## Directive
Work through the material below line by line and say how many lines include the word "location". Only the number, please.

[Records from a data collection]
....
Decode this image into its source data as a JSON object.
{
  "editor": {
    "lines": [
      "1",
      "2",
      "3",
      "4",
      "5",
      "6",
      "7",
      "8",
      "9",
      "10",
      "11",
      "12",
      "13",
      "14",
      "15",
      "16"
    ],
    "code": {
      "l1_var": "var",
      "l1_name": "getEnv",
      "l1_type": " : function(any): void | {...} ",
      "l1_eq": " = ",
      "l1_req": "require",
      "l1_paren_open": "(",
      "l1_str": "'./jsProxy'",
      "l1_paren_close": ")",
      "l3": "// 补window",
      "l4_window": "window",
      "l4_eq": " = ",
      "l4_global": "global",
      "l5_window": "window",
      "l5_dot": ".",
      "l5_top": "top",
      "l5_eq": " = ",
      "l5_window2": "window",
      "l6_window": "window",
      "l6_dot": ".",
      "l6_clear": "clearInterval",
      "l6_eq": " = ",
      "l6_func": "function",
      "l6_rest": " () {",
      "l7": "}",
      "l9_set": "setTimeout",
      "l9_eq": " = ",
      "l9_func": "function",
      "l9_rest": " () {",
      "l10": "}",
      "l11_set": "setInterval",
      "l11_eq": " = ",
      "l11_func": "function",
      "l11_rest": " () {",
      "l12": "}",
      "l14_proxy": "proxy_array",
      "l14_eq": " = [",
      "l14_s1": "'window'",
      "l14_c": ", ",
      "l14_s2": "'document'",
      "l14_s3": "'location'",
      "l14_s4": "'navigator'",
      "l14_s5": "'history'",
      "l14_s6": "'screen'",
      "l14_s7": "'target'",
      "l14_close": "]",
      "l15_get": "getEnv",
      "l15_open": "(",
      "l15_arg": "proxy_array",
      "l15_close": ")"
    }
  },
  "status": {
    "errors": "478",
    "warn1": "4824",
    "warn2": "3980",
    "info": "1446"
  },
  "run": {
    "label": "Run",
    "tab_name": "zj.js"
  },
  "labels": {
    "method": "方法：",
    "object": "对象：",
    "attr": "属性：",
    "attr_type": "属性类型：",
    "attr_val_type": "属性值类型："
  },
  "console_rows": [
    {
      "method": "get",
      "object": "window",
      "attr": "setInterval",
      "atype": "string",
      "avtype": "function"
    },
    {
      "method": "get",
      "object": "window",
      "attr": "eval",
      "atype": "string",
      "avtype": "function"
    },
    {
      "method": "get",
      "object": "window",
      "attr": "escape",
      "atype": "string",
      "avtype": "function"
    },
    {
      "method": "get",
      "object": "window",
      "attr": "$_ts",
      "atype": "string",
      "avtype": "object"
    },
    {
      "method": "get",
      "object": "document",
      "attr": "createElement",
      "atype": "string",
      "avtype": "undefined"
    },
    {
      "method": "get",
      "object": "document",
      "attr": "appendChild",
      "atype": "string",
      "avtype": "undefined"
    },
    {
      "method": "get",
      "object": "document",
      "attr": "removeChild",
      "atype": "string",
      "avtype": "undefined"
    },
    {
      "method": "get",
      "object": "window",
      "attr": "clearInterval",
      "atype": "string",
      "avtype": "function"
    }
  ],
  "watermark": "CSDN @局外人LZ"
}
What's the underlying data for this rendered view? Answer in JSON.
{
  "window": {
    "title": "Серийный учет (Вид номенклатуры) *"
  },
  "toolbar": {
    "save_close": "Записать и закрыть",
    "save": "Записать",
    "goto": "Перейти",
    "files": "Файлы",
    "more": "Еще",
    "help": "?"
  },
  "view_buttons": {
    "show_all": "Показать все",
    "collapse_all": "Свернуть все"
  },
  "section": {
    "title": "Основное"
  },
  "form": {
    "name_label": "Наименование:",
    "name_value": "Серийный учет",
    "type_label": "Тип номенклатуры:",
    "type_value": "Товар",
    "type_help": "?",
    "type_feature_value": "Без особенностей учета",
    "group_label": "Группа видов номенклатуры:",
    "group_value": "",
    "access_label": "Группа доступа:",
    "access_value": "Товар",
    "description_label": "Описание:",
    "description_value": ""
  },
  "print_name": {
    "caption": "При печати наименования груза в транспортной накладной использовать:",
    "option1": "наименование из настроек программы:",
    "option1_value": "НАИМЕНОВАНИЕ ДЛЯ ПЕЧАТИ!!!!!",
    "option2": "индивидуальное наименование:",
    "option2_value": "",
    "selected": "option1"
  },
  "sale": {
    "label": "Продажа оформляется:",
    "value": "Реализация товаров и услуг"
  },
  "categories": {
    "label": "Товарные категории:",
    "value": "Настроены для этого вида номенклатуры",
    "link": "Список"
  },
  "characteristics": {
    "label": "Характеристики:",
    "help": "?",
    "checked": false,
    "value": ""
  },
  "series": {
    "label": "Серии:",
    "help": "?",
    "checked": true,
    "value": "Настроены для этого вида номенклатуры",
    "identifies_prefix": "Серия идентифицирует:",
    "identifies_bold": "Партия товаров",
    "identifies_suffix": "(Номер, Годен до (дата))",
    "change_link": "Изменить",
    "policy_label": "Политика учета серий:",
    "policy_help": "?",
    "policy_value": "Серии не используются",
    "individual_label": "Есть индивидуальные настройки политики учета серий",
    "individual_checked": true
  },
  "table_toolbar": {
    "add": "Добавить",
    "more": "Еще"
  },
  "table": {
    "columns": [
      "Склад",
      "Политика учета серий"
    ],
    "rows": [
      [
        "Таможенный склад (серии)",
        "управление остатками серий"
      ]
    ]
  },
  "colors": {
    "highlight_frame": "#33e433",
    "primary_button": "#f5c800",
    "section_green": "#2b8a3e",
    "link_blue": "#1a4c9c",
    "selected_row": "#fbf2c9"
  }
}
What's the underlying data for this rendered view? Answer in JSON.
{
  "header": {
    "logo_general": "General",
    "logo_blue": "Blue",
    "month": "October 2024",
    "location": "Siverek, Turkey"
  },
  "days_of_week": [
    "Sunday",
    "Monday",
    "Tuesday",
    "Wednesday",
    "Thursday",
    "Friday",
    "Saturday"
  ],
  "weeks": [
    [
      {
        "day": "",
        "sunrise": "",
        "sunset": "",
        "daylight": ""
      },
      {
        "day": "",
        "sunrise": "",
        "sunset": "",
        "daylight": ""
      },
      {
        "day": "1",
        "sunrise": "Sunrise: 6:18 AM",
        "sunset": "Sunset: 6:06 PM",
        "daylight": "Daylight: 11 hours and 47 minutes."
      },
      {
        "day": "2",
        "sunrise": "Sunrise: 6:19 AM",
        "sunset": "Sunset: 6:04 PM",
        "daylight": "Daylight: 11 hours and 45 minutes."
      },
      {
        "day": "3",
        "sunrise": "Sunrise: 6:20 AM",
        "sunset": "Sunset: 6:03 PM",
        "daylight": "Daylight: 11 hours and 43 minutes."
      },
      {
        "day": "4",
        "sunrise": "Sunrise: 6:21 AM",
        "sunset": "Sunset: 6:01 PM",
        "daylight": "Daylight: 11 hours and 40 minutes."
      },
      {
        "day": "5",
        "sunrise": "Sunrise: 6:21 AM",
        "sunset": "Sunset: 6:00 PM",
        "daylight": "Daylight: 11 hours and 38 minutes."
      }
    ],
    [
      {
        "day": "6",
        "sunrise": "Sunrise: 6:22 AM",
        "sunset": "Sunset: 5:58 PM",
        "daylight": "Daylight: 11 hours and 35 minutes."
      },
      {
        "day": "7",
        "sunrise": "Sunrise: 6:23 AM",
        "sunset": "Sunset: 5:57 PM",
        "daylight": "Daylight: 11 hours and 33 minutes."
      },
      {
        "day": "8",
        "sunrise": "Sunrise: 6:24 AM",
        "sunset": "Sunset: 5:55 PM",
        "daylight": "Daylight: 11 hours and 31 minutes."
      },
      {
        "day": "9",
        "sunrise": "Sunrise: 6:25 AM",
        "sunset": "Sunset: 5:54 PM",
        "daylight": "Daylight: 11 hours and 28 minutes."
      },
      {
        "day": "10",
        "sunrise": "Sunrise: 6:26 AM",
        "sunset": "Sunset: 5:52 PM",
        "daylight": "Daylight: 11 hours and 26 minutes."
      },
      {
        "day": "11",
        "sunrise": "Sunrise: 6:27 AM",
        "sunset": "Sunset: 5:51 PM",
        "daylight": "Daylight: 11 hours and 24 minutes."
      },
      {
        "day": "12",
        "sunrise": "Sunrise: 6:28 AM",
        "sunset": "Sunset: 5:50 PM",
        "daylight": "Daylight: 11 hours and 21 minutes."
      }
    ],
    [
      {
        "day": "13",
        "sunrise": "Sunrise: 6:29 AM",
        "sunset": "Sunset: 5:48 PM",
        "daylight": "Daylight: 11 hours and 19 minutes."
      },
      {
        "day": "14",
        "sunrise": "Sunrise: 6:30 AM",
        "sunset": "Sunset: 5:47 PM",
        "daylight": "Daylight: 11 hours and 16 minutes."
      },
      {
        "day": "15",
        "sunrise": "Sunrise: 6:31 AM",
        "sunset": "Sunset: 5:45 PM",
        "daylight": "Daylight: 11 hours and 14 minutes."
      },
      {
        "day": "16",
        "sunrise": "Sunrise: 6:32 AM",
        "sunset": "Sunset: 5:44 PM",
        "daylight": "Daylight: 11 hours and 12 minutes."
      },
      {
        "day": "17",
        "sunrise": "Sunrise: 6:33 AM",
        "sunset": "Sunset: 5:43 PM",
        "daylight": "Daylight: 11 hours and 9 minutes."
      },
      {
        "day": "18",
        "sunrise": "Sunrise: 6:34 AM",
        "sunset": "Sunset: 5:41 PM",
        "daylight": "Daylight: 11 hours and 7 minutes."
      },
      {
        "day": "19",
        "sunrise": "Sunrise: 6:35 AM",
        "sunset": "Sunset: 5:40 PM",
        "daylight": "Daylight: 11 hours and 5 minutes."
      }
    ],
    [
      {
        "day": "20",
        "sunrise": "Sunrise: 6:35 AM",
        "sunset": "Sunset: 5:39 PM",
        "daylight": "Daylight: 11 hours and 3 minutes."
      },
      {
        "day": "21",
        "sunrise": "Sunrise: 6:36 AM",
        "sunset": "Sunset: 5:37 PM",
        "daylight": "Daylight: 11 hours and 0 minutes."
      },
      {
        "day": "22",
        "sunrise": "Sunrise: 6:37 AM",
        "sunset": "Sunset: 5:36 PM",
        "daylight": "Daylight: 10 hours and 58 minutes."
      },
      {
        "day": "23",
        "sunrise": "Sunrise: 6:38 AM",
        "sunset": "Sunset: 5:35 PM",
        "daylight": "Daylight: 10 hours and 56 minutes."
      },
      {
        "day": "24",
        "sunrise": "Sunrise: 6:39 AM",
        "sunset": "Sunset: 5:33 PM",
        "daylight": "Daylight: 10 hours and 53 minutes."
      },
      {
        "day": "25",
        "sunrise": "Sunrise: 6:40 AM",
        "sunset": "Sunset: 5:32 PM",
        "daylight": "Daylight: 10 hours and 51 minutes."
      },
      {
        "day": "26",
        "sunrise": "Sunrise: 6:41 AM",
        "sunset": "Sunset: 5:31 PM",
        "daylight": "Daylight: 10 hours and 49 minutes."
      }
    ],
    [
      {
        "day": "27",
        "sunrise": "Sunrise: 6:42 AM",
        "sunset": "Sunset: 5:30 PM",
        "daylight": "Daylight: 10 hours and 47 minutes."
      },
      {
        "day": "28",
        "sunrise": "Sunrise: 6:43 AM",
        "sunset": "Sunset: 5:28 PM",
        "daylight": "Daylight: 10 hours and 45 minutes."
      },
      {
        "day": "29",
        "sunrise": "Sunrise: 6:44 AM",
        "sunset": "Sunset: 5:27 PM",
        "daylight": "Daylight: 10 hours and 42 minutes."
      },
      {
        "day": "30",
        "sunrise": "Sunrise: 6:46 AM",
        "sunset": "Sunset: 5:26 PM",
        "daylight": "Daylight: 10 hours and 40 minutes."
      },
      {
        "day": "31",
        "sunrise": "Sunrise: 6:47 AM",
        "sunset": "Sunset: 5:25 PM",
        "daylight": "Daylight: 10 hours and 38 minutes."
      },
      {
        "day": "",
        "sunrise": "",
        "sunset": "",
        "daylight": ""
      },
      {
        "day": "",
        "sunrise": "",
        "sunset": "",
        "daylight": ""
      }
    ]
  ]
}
....
## Final result
2